▶ **Aim of the exercise**
How many of the lines that follow contain the word "right"? Give only the number.

▶ **Task material**
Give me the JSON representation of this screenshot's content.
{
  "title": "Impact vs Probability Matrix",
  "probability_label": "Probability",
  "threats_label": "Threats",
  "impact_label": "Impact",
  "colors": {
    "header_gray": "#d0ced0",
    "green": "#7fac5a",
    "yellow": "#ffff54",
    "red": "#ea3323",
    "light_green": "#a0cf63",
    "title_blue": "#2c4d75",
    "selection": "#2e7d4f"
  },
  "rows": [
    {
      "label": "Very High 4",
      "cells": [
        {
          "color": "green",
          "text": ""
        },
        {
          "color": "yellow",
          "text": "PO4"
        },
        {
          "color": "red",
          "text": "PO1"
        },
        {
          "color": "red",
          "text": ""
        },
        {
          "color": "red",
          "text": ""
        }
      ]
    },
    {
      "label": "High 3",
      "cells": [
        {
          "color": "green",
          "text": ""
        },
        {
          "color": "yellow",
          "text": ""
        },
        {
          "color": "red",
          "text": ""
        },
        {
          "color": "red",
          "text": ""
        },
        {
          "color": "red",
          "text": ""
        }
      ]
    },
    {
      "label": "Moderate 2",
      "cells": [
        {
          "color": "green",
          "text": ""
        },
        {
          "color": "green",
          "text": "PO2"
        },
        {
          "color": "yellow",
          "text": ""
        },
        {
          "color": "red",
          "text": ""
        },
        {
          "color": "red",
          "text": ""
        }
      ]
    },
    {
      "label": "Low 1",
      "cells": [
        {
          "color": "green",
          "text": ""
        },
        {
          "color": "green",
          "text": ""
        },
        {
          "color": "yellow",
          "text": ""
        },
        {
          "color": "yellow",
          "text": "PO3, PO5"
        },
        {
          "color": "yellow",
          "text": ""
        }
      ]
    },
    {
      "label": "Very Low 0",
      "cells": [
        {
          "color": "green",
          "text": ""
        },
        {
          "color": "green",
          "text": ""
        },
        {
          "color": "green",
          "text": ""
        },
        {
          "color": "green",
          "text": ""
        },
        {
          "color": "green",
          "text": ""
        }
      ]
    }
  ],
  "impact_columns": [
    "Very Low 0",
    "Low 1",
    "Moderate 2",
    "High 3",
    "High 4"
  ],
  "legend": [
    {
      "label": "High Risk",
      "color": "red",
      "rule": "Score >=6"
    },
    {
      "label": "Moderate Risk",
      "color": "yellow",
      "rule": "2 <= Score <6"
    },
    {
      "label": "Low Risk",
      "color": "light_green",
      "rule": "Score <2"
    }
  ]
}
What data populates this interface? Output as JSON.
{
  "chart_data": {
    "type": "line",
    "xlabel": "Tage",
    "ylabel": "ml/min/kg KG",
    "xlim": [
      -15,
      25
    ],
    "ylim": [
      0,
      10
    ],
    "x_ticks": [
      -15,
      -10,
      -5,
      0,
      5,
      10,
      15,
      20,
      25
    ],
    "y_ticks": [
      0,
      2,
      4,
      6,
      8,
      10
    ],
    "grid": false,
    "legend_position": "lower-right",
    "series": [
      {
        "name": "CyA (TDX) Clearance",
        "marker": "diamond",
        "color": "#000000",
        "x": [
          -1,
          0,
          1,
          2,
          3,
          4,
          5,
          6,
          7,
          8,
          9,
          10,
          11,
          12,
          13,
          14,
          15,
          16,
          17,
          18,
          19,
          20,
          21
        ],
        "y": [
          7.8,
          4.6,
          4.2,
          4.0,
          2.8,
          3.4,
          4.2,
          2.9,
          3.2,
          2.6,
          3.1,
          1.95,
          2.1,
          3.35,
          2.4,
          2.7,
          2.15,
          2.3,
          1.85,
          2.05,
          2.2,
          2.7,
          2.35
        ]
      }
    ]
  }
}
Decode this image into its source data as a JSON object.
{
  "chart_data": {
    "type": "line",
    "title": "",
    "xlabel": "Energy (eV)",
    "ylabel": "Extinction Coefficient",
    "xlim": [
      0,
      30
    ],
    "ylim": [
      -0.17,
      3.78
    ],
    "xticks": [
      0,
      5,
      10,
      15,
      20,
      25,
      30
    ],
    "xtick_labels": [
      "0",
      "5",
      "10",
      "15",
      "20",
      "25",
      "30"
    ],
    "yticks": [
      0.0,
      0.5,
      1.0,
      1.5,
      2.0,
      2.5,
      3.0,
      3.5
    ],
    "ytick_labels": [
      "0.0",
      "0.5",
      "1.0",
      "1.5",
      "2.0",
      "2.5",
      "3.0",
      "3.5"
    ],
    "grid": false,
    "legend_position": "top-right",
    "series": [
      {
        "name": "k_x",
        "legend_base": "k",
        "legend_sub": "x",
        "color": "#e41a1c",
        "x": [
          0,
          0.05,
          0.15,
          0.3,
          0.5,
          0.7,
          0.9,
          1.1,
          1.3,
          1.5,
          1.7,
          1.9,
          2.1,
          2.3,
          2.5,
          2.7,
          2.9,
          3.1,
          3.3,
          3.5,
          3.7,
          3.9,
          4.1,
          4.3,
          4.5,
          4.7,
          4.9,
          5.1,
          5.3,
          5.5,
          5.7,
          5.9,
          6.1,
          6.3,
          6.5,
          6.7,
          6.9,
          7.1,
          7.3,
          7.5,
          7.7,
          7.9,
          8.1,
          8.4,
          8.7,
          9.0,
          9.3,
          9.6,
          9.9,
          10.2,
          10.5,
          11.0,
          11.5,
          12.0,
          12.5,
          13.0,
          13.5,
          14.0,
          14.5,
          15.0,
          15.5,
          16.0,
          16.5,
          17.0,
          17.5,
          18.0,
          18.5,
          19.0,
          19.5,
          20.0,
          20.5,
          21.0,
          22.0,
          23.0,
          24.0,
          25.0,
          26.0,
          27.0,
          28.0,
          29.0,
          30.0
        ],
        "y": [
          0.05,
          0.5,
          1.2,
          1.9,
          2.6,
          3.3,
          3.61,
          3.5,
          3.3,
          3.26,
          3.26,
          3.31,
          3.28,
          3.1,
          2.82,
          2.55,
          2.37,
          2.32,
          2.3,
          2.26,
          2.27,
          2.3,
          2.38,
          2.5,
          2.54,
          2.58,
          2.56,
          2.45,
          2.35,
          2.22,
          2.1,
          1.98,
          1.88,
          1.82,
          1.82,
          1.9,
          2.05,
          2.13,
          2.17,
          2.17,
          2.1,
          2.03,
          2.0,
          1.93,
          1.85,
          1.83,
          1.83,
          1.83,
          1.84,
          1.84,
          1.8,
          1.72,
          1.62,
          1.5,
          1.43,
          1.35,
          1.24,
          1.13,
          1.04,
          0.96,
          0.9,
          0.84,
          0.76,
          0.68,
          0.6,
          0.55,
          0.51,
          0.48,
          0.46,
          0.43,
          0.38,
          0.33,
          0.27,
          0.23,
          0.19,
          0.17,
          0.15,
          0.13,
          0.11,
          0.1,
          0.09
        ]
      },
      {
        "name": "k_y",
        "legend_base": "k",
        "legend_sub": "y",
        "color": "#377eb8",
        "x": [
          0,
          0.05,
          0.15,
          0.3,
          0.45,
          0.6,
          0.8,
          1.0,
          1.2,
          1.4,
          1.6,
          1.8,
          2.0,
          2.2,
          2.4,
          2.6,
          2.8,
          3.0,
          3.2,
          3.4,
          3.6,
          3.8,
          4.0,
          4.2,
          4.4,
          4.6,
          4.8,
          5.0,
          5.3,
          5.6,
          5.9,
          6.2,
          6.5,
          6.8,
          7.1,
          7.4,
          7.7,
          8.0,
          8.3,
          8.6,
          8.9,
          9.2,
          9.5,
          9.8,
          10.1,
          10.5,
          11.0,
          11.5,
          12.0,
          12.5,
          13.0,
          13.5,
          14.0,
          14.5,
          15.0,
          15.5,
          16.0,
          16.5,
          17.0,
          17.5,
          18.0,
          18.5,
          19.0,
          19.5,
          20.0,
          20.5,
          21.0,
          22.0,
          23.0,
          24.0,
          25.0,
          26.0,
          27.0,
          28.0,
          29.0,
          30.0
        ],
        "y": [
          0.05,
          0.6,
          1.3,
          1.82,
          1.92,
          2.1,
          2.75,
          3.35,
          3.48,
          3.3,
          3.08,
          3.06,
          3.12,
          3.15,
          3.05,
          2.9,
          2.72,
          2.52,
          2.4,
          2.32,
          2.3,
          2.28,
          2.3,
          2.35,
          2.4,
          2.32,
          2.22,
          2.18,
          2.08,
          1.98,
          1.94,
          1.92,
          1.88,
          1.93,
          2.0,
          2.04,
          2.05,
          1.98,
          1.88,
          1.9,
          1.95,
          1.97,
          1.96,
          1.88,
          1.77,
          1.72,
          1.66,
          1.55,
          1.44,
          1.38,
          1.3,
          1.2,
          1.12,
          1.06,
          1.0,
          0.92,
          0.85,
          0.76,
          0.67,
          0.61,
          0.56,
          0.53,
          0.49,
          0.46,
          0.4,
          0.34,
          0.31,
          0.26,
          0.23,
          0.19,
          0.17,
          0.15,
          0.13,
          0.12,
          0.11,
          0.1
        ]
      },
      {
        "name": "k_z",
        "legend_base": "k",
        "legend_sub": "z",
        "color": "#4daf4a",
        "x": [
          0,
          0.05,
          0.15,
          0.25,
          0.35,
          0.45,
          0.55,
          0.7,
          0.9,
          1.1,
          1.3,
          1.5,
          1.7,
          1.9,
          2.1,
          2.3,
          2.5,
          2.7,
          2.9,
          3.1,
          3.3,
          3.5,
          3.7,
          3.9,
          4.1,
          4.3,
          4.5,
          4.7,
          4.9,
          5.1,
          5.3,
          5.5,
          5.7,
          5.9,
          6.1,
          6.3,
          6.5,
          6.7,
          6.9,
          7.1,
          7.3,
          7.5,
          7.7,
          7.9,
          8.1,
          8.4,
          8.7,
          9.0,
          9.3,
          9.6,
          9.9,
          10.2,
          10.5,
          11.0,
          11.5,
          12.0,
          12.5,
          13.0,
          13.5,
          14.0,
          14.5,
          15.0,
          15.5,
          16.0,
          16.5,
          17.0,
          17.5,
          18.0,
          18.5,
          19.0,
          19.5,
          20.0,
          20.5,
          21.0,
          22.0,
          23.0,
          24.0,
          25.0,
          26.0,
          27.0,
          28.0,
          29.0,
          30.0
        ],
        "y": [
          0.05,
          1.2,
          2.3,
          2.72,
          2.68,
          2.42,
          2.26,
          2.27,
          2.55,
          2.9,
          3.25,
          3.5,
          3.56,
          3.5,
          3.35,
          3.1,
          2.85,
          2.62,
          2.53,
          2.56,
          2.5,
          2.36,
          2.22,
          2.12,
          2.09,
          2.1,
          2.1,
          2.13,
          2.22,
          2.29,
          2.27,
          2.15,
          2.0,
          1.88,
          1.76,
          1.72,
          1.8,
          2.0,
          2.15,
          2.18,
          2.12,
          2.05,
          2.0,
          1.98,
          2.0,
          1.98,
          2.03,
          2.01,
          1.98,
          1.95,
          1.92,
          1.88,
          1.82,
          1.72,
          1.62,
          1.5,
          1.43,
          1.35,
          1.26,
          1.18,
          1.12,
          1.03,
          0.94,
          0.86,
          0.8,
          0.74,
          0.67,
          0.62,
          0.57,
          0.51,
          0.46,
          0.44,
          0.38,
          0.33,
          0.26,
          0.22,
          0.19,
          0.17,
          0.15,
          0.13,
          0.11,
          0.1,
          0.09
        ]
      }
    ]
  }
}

▶ **Solution**
2